*** EXTRACTED RECORDS ***

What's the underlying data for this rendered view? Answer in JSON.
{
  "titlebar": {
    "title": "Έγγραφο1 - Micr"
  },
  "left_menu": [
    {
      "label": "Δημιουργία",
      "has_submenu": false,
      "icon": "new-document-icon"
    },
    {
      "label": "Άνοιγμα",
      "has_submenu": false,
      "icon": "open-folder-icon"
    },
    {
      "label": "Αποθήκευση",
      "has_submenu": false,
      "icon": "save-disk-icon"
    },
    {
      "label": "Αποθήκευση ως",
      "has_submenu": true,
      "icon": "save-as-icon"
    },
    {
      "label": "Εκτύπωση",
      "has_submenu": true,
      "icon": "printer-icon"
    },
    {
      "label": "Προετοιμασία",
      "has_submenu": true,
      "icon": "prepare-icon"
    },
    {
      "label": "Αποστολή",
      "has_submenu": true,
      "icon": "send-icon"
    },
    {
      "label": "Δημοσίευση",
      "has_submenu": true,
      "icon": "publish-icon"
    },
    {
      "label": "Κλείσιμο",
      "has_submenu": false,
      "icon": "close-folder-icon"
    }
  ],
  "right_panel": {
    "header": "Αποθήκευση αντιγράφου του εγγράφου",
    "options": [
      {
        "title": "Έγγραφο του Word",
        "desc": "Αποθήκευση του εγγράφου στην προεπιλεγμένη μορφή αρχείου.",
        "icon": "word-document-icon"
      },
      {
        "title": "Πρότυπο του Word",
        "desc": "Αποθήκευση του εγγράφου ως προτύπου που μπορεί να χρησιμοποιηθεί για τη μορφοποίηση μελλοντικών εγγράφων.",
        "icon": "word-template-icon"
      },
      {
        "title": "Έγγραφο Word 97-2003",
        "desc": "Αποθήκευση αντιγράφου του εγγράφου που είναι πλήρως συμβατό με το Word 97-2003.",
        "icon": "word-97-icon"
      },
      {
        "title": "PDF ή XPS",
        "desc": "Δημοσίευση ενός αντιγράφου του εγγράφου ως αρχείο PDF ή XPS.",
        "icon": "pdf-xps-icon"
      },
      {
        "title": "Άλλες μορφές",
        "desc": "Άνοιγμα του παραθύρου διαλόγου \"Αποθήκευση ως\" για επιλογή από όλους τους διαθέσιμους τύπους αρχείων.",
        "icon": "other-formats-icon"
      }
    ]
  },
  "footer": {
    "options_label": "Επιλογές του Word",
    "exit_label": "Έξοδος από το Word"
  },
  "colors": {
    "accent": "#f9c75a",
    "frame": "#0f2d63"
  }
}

***

= STATED PROBLEM =
Type out all of the material again, word for word.

= ANSWER TO THIS PROBLEM =
What's the underlying data for this rendered view? Answer in JSON.
{
  "titlebar": {
    "title": "Έγγραφο1 - Micr"
  },
  "left_menu": [
    {
      "label": "Δημιουργία",
      "has_submenu": false,
      "icon": "new-document-icon"
    },
    {
      "label": "Άνοιγμα",
      "has_submenu": false,
      "icon": "open-folder-icon"
    },
    {
      "label": "Αποθήκευση",
      "has_submenu": false,
      "icon": "save-disk-icon"
    },
    {
      "label": "Αποθήκευση ως",
      "has_submenu": true,
      "icon": "save-as-icon"
    },
    {
      "label": "Εκτύπωση",
      "has_submenu": true,
      "icon": "printer-icon"
    },
    {
      "label": "Προετοιμασία",
      "has_submenu": true,
      "icon": "prepare-icon"
    },
    {
      "label": "Αποστολή",
      "has_submenu": true,
      "icon": "send-icon"
    },
    {
      "label": "Δημοσίευση",
      "has_submenu": true,
      "icon": "publish-icon"
    },
    {
      "label": "Κλείσιμο",
      "has_submenu": false,
      "icon": "close-folder-icon"
    }
  ],
  "right_panel": {
    "header": "Αποθήκευση αντιγράφου του εγγράφου",
    "options": [
      {
        "title": "Έγγραφο του Word",
        "desc": "Αποθήκευση του εγγράφου στην προεπιλεγμένη μορφή αρχείου.",
        "icon": "word-document-icon"
      },
      {
        "title": "Πρότυπο του Word",
        "desc": "Αποθήκευση του εγγράφου ως προτύπου που μπορεί να χρησιμοποιηθεί για τη μορφοποίηση μελλοντικών εγγράφων.",
        "icon": "word-template-icon"
      },
      {
        "title": "Έγγραφο Word 97-2003",
        "desc": "Αποθήκευση αντιγράφου του εγγράφου που είναι πλήρως συμβατό με το Word 97-2003.",
        "icon": "word-97-icon"
      },
      {
        "title": "PDF ή XPS",
        "desc": "Δημοσίευση ενός αντιγράφου του εγγράφου ως αρχείο PDF ή XPS.",
        "icon": "pdf-xps-icon"
      },
      {
        "title": "Άλλες μορφές",
        "desc": "Άνοιγμα του παραθύρου διαλόγου \"Αποθήκευση ως\" για επιλογή από όλους τους διαθέσιμους τύπους αρχείων.",
        "icon": "other-formats-icon"
      }
    ]
  },
  "footer": {
    "options_label": "Επιλογές του Word",
    "exit_label": "Έξοδος από το Word"
  },
  "colors": {
    "accent": "#f9c75a",
    "frame": "#0f2d63"
  }
}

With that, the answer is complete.